▸ Aim
Quote the entries word for word. Omit the pictures.

Figure dataset records
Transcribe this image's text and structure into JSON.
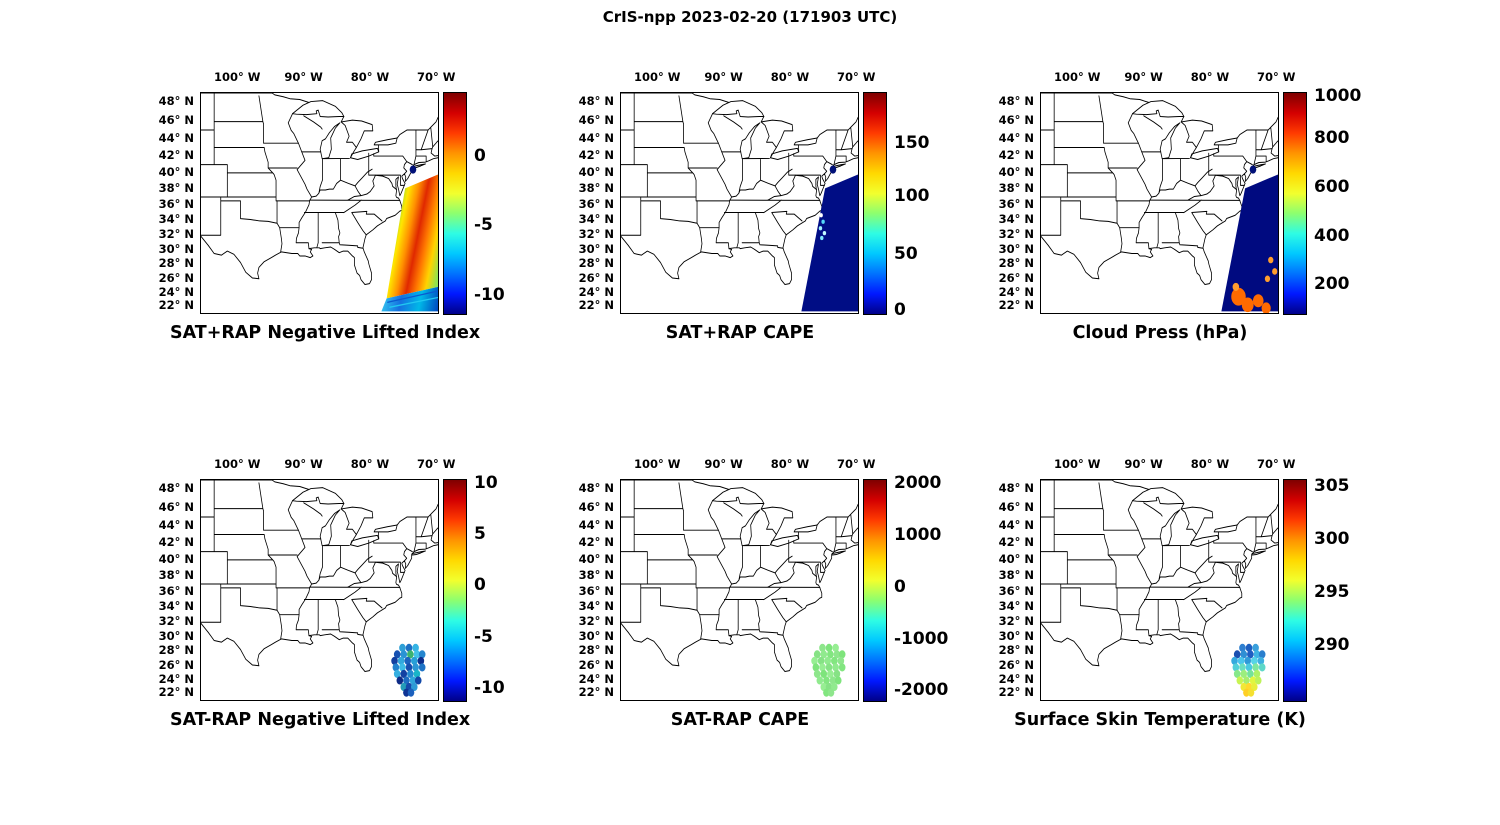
{
  "figure": {
    "title": "CrIS-npp 2023-02-20 (171903 UTC)"
  },
  "shared": {
    "coastal_dot_color": "#001078",
    "colorbar_colors": [
      "#7f0000",
      "#d40000",
      "#ff3b00",
      "#ff9400",
      "#ffd900",
      "#f2ff2e",
      "#8cff70",
      "#2efce4",
      "#00c8ff",
      "#0072ff",
      "#0018ff",
      "#000088"
    ],
    "cluster_points": [
      [
        306,
        206
      ],
      [
        316,
        206
      ],
      [
        326,
        206
      ],
      [
        298,
        214
      ],
      [
        308,
        214
      ],
      [
        318,
        214
      ],
      [
        328,
        214
      ],
      [
        336,
        214
      ],
      [
        294,
        222
      ],
      [
        304,
        222
      ],
      [
        314,
        222
      ],
      [
        324,
        222
      ],
      [
        334,
        222
      ],
      [
        296,
        230
      ],
      [
        306,
        230
      ],
      [
        316,
        230
      ],
      [
        326,
        230
      ],
      [
        336,
        230
      ],
      [
        298,
        238
      ],
      [
        308,
        238
      ],
      [
        318,
        238
      ],
      [
        328,
        238
      ],
      [
        302,
        246
      ],
      [
        312,
        246
      ],
      [
        322,
        246
      ],
      [
        330,
        246
      ],
      [
        308,
        254
      ],
      [
        316,
        254
      ],
      [
        324,
        254
      ],
      [
        312,
        261
      ],
      [
        319,
        261
      ]
    ]
  },
  "chart_data": {
    "type": "map-swath-grid",
    "title": "CrIS-npp 2023-02-20 (171903 UTC)",
    "layout": "2 rows x 3 columns of US maps with jet colorbars",
    "map_region": {
      "lon_min": -106,
      "lon_max": -70,
      "lat_min": 21,
      "lat_max": 49
    },
    "axes": {
      "x_ticks": [
        {
          "label": "100° W",
          "pos": 0.157
        },
        {
          "label": "90° W",
          "pos": 0.437
        },
        {
          "label": "80° W",
          "pos": 0.717
        },
        {
          "label": "70° W",
          "pos": 0.997
        }
      ],
      "y_ticks": [
        {
          "label": "48° N",
          "pos": 0.043
        },
        {
          "label": "46° N",
          "pos": 0.128
        },
        {
          "label": "44° N",
          "pos": 0.208
        },
        {
          "label": "42° N",
          "pos": 0.287
        },
        {
          "label": "40° N",
          "pos": 0.363
        },
        {
          "label": "38° N",
          "pos": 0.437
        },
        {
          "label": "36° N",
          "pos": 0.508
        },
        {
          "label": "34° N",
          "pos": 0.578
        },
        {
          "label": "32° N",
          "pos": 0.647
        },
        {
          "label": "30° N",
          "pos": 0.713
        },
        {
          "label": "28° N",
          "pos": 0.779
        },
        {
          "label": "26° N",
          "pos": 0.844
        },
        {
          "label": "24° N",
          "pos": 0.907
        },
        {
          "label": "22° N",
          "pos": 0.969
        }
      ]
    },
    "panels": [
      {
        "title": "SAT+RAP Negative Lifted Index",
        "colorbar_ticks": [
          {
            "label": "0",
            "pos": 0.29
          },
          {
            "label": "-5",
            "pos": 0.6
          },
          {
            "label": "-10",
            "pos": 0.92
          }
        ],
        "swath": "diagonal satellite swath off US east coast, rainbow (green/yellow/red) values, blue scan rows at south end",
        "band_colors": [
          "#6fd84a",
          "#ffe600",
          "#ff9000",
          "#e02800",
          "#ff7800",
          "#ffd300",
          "#8fe24e"
        ],
        "band_bottom_colors": [
          "#35c8f0",
          "#1470e0",
          "#00b8e8",
          "#0048c0"
        ],
        "scan_line_colors": [
          "#0a58d0",
          "#20c8f0"
        ]
      },
      {
        "title": "SAT+RAP CAPE",
        "colorbar_ticks": [
          {
            "label": "150",
            "pos": 0.23
          },
          {
            "label": "100",
            "pos": 0.47
          },
          {
            "label": "50",
            "pos": 0.735
          },
          {
            "label": "0",
            "pos": 0.985
          }
        ],
        "swath": "same swath, near-zero CAPE (dark blue) with a few bright speckles",
        "swath_color": "#000d85",
        "speckle_colors": [
          "#ffffff",
          "#54d8f8",
          "#9ff0ff",
          "#c0f8ff",
          "#7fe8ff"
        ]
      },
      {
        "title": "Cloud Press (hPa)",
        "colorbar_ticks": [
          {
            "label": "1000",
            "pos": 0.02
          },
          {
            "label": "800",
            "pos": 0.21
          },
          {
            "label": "600",
            "pos": 0.43
          },
          {
            "label": "400",
            "pos": 0.65
          },
          {
            "label": "200",
            "pos": 0.87
          }
        ],
        "swath": "same swath, high cloud (dark blue) with low-cloud orange patches at south end",
        "swath_color": "#000a80",
        "cloud_color": "#ff6a00",
        "cloud_color_2": "#ff9e2e"
      },
      {
        "title": "SAT-RAP Negative Lifted Index",
        "colorbar_ticks": [
          {
            "label": "10",
            "pos": 0.02
          },
          {
            "label": "5",
            "pos": 0.25
          },
          {
            "label": "0",
            "pos": 0.48
          },
          {
            "label": "-5",
            "pos": 0.715
          },
          {
            "label": "-10",
            "pos": 0.945
          }
        ],
        "swath": "small cluster of retrieval footprints off the southeast coast, mostly blue/cyan",
        "point_colors": [
          "#2e9fd6",
          "#1d6fc4",
          "#36b4e4",
          "#1652b2",
          "#2a93d4",
          "#3cb371",
          "#44c2ea",
          "#2586cf",
          "#123f9f",
          "#31a8dc",
          "#1a63bf",
          "#27a0d8",
          "#0e2f8d",
          "#2080cc",
          "#3bbbe6",
          "#174fae",
          "#2b97d5",
          "#1e74c6",
          "#35afe0",
          "#1241a2",
          "#2489d0",
          "#19b5c8",
          "#0d2b86",
          "#1c6cc2",
          "#2ea4da",
          "#1148a8",
          "#239bb8",
          "#154aab",
          "#2d9bd6",
          "#0f3494",
          "#1b60bd"
        ]
      },
      {
        "title": "SAT-RAP CAPE",
        "colorbar_ticks": [
          {
            "label": "2000",
            "pos": 0.02
          },
          {
            "label": "1000",
            "pos": 0.255
          },
          {
            "label": "0",
            "pos": 0.49
          },
          {
            "label": "-1000",
            "pos": 0.725
          },
          {
            "label": "-2000",
            "pos": 0.955
          }
        ],
        "swath": "same cluster, uniform near-zero difference (light green)",
        "point_colors": [
          "#8ee68c",
          "#7ee47c",
          "#97ee93",
          "#86e285",
          "#90ea8e",
          "#82e680"
        ]
      },
      {
        "title": "Surface Skin Temperature (K)",
        "colorbar_ticks": [
          {
            "label": "305",
            "pos": 0.03
          },
          {
            "label": "300",
            "pos": 0.27
          },
          {
            "label": "295",
            "pos": 0.51
          },
          {
            "label": "290",
            "pos": 0.75
          }
        ],
        "swath": "same cluster, cooler blue to the north grading to yellow (warm) to the south",
        "point_colors": [
          "#2f7fd0",
          "#1e5fc0",
          "#3aa0dc",
          "#1a4fb0",
          "#2f8fd4",
          "#215fc2",
          "#3fb4e4",
          "#2a7fce",
          "#35a9de",
          "#49c6ec",
          "#2f9ad8",
          "#57d4e8",
          "#3fb0e0",
          "#52cfd8",
          "#6adfc0",
          "#49c8e0",
          "#7fe6a0",
          "#5ed8c8",
          "#86e88a",
          "#9cee7e",
          "#74e29a",
          "#aef266",
          "#c8f452",
          "#a8ee6e",
          "#e0f640",
          "#bdf25a",
          "#f0e838",
          "#ffd92e",
          "#e8ee3c",
          "#ffcf26",
          "#f5e030"
        ]
      }
    ]
  }
}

▸ Exercise response
Transcribe this image's text and structure into JSON.
{
  "figure": {
    "title": "CrIS-npp 2023-02-20 (171903 UTC)"
  },
  "shared": {
    "coastal_dot_color": "#001078",
    "colorbar_colors": [
      "#7f0000",
      "#d40000",
      "#ff3b00",
      "#ff9400",
      "#ffd900",
      "#f2ff2e",
      "#8cff70",
      "#2efce4",
      "#00c8ff",
      "#0072ff",
      "#0018ff",
      "#000088"
    ],
    "cluster_points": [
      [
        306,
        206
      ],
      [
        316,
        206
      ],
      [
        326,
        206
      ],
      [
        298,
        214
      ],
      [
        308,
        214
      ],
      [
        318,
        214
      ],
      [
        328,
        214
      ],
      [
        336,
        214
      ],
      [
        294,
        222
      ],
      [
        304,
        222
      ],
      [
        314,
        222
      ],
      [
        324,
        222
      ],
      [
        334,
        222
      ],
      [
        296,
        230
      ],
      [
        306,
        230
      ],
      [
        316,
        230
      ],
      [
        326,
        230
      ],
      [
        336,
        230
      ],
      [
        298,
        238
      ],
      [
        308,
        238
      ],
      [
        318,
        238
      ],
      [
        328,
        238
      ],
      [
        302,
        246
      ],
      [
        312,
        246
      ],
      [
        322,
        246
      ],
      [
        330,
        246
      ],
      [
        308,
        254
      ],
      [
        316,
        254
      ],
      [
        324,
        254
      ],
      [
        312,
        261
      ],
      [
        319,
        261
      ]
    ]
  },
  "chart_data": {
    "type": "map-swath-grid",
    "title": "CrIS-npp 2023-02-20 (171903 UTC)",
    "layout": "2 rows x 3 columns of US maps with jet colorbars",
    "map_region": {
      "lon_min": -106,
      "lon_max": -70,
      "lat_min": 21,
      "lat_max": 49
    },
    "axes": {
      "x_ticks": [
        {
          "label": "100° W",
          "pos": 0.157
        },
        {
          "label": "90° W",
          "pos": 0.437
        },
        {
          "label": "80° W",
          "pos": 0.717
        },
        {
          "label": "70° W",
          "pos": 0.997
        }
      ],
      "y_ticks": [
        {
          "label": "48° N",
          "pos": 0.043
        },
        {
          "label": "46° N",
          "pos": 0.128
        },
        {
          "label": "44° N",
          "pos": 0.208
        },
        {
          "label": "42° N",
          "pos": 0.287
        },
        {
          "label": "40° N",
          "pos": 0.363
        },
        {
          "label": "38° N",
          "pos": 0.437
        },
        {
          "label": "36° N",
          "pos": 0.508
        },
        {
          "label": "34° N",
          "pos": 0.578
        },
        {
          "label": "32° N",
          "pos": 0.647
        },
        {
          "label": "30° N",
          "pos": 0.713
        },
        {
          "label": "28° N",
          "pos": 0.779
        },
        {
          "label": "26° N",
          "pos": 0.844
        },
        {
          "label": "24° N",
          "pos": 0.907
        },
        {
          "label": "22° N",
          "pos": 0.969
        }
      ]
    },
    "panels": [
      {
        "title": "SAT+RAP Negative Lifted Index",
        "colorbar_ticks": [
          {
            "label": "0",
            "pos": 0.29
          },
          {
            "label": "-5",
            "pos": 0.6
          },
          {
            "label": "-10",
            "pos": 0.92
          }
        ],
        "swath": "diagonal satellite swath off US east coast, rainbow (green/yellow/red) values, blue scan rows at south end",
        "band_colors": [
          "#6fd84a",
          "#ffe600",
          "#ff9000",
          "#e02800",
          "#ff7800",
          "#ffd300",
          "#8fe24e"
        ],
        "band_bottom_colors": [
          "#35c8f0",
          "#1470e0",
          "#00b8e8",
          "#0048c0"
        ],
        "scan_line_colors": [
          "#0a58d0",
          "#20c8f0"
        ]
      },
      {
        "title": "SAT+RAP CAPE",
        "colorbar_ticks": [
          {
            "label": "150",
            "pos": 0.23
          },
          {
            "label": "100",
            "pos": 0.47
          },
          {
            "label": "50",
            "pos": 0.735
          },
          {
            "label": "0",
            "pos": 0.985
          }
        ],
        "swath": "same swath, near-zero CAPE (dark blue) with a few bright speckles",
        "swath_color": "#000d85",
        "speckle_colors": [
          "#ffffff",
          "#54d8f8",
          "#9ff0ff",
          "#c0f8ff",
          "#7fe8ff"
        ]
      },
      {
        "title": "Cloud Press (hPa)",
        "colorbar_ticks": [
          {
            "label": "1000",
            "pos": 0.02
          },
          {
            "label": "800",
            "pos": 0.21
          },
          {
            "label": "600",
            "pos": 0.43
          },
          {
            "label": "400",
            "pos": 0.65
          },
          {
            "label": "200",
            "pos": 0.87
          }
        ],
        "swath": "same swath, high cloud (dark blue) with low-cloud orange patches at south end",
        "swath_color": "#000a80",
        "cloud_color": "#ff6a00",
        "cloud_color_2": "#ff9e2e"
      },
      {
        "title": "SAT-RAP Negative Lifted Index",
        "colorbar_ticks": [
          {
            "label": "10",
            "pos": 0.02
          },
          {
            "label": "5",
            "pos": 0.25
          },
          {
            "label": "0",
            "pos": 0.48
          },
          {
            "label": "-5",
            "pos": 0.715
          },
          {
            "label": "-10",
            "pos": 0.945
          }
        ],
        "swath": "small cluster of retrieval footprints off the southeast coast, mostly blue/cyan",
        "point_colors": [
          "#2e9fd6",
          "#1d6fc4",
          "#36b4e4",
          "#1652b2",
          "#2a93d4",
          "#3cb371",
          "#44c2ea",
          "#2586cf",
          "#123f9f",
          "#31a8dc",
          "#1a63bf",
          "#27a0d8",
          "#0e2f8d",
          "#2080cc",
          "#3bbbe6",
          "#174fae",
          "#2b97d5",
          "#1e74c6",
          "#35afe0",
          "#1241a2",
          "#2489d0",
          "#19b5c8",
          "#0d2b86",
          "#1c6cc2",
          "#2ea4da",
          "#1148a8",
          "#239bb8",
          "#154aab",
          "#2d9bd6",
          "#0f3494",
          "#1b60bd"
        ]
      },
      {
        "title": "SAT-RAP CAPE",
        "colorbar_ticks": [
          {
            "label": "2000",
            "pos": 0.02
          },
          {
            "label": "1000",
            "pos": 0.255
          },
          {
            "label": "0",
            "pos": 0.49
          },
          {
            "label": "-1000",
            "pos": 0.725
          },
          {
            "label": "-2000",
            "pos": 0.955
          }
        ],
        "swath": "same cluster, uniform near-zero difference (light green)",
        "point_colors": [
          "#8ee68c",
          "#7ee47c",
          "#97ee93",
          "#86e285",
          "#90ea8e",
          "#82e680"
        ]
      },
      {
        "title": "Surface Skin Temperature (K)",
        "colorbar_ticks": [
          {
            "label": "305",
            "pos": 0.03
          },
          {
            "label": "300",
            "pos": 0.27
          },
          {
            "label": "295",
            "pos": 0.51
          },
          {
            "label": "290",
            "pos": 0.75
          }
        ],
        "swath": "same cluster, cooler blue to the north grading to yellow (warm) to the south",
        "point_colors": [
          "#2f7fd0",
          "#1e5fc0",
          "#3aa0dc",
          "#1a4fb0",
          "#2f8fd4",
          "#215fc2",
          "#3fb4e4",
          "#2a7fce",
          "#35a9de",
          "#49c6ec",
          "#2f9ad8",
          "#57d4e8",
          "#3fb0e0",
          "#52cfd8",
          "#6adfc0",
          "#49c8e0",
          "#7fe6a0",
          "#5ed8c8",
          "#86e88a",
          "#9cee7e",
          "#74e29a",
          "#aef266",
          "#c8f452",
          "#a8ee6e",
          "#e0f640",
          "#bdf25a",
          "#f0e838",
          "#ffd92e",
          "#e8ee3c",
          "#ffcf26",
          "#f5e030"
        ]
      }
    ]
  }
}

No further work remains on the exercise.